TASKS TO CARRY OUT:
a. Please rewrite the part of the text on album reissues that opens with the words containing "An expanded version" and closes with "Identity Parade round.", putting "Universal Music" in place of "Hip-O Select".
b. Continue the text on album reissues from its final sentence onward.

STUDY TEXT:
╔══

The band's three albums were reissued on 27 March 2006 in the UK with a variety of live tracks, B-sides and remixes. These were on the Captain Oi! label, with sleeve notes by Record Collector's Joe Geesin and quotes from guitarist Nick Garvey.

Of Tchaikovsky's three solo albums, the first two Strange Man Changed Man and The Russians Are Coming were released on CD in 1998 as part of a "British Rock" reissue series, WEA Japan re-released both using original master tapes and artwork. In addition to the original artwork and liner notes, each CD contained extensive historical information, song lyrics and musical commentary (albeit in Japanese). These CDs were only available in Japan and are now out of production.

An expanded version of Stranger Man Changed Man has appeared on CD, with 21 tracks and includes rare b-sides and live cuts. The audio for the reissue of Strange Man Changed Man is sourced from vinyl LPs and 45s and not the original master tapes. In December 2007, Strange Man Changed Man was issued on Compact Disc in the US by Hip-O Select with full artwork and master tapes sequenced for the original US album release. This edition has a track order from the UK LP and also different from the 1998 Japanese CD.

Garvey's one solo album, Blue Skies, has yet to be reissued in any form. Garvey appeared on Never Mind the Buzzcocks in 2001 in the Identity Parade round.

== Cover versions ==
- "Airport" was covered by Finnish opera singer Timo Kuusisto in 1979 with the title "Lentoon". The Finnish lyrics were written by Heikki "Hector" Harma.

╚══

PROVIDED INFORMATION:
╔══

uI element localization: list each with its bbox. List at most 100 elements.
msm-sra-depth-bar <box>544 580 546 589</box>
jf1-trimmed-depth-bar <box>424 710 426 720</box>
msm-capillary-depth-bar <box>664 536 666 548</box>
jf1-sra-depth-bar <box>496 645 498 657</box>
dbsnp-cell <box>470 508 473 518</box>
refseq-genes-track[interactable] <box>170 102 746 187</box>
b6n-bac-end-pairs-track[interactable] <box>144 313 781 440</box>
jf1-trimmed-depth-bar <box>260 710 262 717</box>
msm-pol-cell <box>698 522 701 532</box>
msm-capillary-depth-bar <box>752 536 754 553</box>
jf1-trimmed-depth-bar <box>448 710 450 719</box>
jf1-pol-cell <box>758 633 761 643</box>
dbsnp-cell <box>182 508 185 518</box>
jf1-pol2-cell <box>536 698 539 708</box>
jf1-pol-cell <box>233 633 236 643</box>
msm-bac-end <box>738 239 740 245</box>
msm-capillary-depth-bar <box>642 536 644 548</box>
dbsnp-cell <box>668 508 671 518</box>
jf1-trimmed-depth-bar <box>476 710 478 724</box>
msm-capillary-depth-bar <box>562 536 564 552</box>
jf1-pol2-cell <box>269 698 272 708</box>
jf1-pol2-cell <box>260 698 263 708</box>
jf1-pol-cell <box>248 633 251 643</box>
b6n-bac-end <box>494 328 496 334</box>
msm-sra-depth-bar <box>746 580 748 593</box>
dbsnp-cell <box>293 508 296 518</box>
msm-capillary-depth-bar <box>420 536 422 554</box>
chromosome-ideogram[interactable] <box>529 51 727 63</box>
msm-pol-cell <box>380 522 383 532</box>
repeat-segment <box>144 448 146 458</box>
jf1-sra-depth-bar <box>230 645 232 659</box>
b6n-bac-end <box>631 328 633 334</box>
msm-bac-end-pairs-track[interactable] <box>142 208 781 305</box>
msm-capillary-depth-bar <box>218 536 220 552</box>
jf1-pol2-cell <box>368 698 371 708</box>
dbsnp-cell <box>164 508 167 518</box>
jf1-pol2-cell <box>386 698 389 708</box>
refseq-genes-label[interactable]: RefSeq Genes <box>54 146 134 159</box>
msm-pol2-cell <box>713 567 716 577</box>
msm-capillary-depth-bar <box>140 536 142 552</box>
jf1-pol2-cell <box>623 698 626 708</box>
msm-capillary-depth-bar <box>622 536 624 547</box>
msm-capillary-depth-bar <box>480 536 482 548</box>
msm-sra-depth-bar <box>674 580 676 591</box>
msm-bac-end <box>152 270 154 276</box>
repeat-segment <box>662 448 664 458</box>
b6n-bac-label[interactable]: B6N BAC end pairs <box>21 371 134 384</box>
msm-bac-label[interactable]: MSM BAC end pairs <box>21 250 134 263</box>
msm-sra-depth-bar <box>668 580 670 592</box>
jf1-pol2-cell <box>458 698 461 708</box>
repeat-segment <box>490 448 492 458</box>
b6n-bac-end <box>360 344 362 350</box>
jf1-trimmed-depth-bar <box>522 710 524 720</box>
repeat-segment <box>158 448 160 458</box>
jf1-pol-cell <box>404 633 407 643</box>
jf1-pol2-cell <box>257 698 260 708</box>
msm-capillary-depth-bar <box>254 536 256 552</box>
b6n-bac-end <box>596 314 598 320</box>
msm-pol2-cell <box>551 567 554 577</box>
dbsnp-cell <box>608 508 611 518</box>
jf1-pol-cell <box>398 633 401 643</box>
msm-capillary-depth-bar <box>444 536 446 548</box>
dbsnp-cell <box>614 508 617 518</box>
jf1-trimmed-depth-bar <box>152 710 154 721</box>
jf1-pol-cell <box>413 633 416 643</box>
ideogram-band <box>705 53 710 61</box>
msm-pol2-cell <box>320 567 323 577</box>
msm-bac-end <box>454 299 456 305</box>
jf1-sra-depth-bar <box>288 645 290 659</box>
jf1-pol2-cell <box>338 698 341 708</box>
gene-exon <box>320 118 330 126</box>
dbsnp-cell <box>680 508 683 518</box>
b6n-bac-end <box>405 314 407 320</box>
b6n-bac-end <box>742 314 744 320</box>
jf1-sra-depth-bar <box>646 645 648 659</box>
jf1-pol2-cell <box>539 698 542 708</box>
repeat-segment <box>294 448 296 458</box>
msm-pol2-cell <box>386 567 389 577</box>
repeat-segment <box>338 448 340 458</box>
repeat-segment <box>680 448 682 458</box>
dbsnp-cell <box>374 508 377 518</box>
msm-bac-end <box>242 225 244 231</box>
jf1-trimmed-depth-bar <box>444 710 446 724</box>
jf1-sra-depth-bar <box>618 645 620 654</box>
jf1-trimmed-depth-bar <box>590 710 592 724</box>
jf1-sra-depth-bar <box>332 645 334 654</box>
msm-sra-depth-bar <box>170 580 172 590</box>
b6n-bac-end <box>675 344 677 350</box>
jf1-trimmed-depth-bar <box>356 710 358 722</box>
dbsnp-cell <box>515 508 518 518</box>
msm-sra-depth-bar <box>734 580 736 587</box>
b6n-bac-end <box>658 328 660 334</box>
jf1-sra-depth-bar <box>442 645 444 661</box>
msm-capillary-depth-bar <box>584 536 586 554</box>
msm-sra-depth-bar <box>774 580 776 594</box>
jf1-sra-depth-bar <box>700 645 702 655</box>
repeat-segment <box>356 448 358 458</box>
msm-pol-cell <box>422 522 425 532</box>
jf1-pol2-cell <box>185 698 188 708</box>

╚══

WRITTEN ANSWERS:
a.
An expanded version of Stranger Man Changed Man has appeared on CD, with 21 tracks and includes rare b-sides and live cuts. The audio for the reissue of Strange Man Changed Man is sourced from vinyl LPs and 45s and not the original master tapes. In December 2007, Strange Man Changed Man was issued on Compact Disc in the US by Universal Music with full artwork and master tapes sequenced for the original US album release. This edition has a track order from the UK LP and also different from the 1998 Japanese CD.

Garvey's one solo album, Blue Skies, has yet to be reissued in any form. Garvey appeared on Never Mind the Buzzcocks in 2001 in the Identity Parade round.

b.
- "Dancing the Night Away" was covered by Cheap Trick on their 1983 album Next Position Please.
- "Forget About You" was covered by Leif Garrett on his 1978 album Feel the Need.
- "Love and Loneliness" was covered by Chris Thompson in 1986 for the soundtrack of American Anthem.

== Personnel ==
- Nick Garvey (born Brendan Nicholas Peter Garvey, 1951, Stoke-on-Trent) – vocals, guitars (1977–1980)
- Andy McMaster (born 1941, Glasgow) – bass, keyboards, vocals (1977–1980)
- Ricky Slaughter (born Richard Wernham) – drums (1977–1978)
- Rob Hendry – guitar, vocals (1977)
- Bram Tchaikovsky (born Peter Bramall, 1950, Lincolnshire) – guitar, vocals (1977–1978)
- Martin Ace – bass (1978–1980)
- Terry Williams (born 1948, Swansea) – drums (1978–1980)

==Discography==
===Studio albums===

| Date | Album | Peak chart positions |  |  |  |  |
| UK | AUS | US | SWE | CAN |
| October 1977 | 1 | 46 | – | – | – | – |
| May 1978 | Approved by the Motors | 60 | 74 | – | 40 | – |
| March 1980 | Tenement Steps | – | – | 174 | 33 | 78 |
"–" denotes releases that did not chart.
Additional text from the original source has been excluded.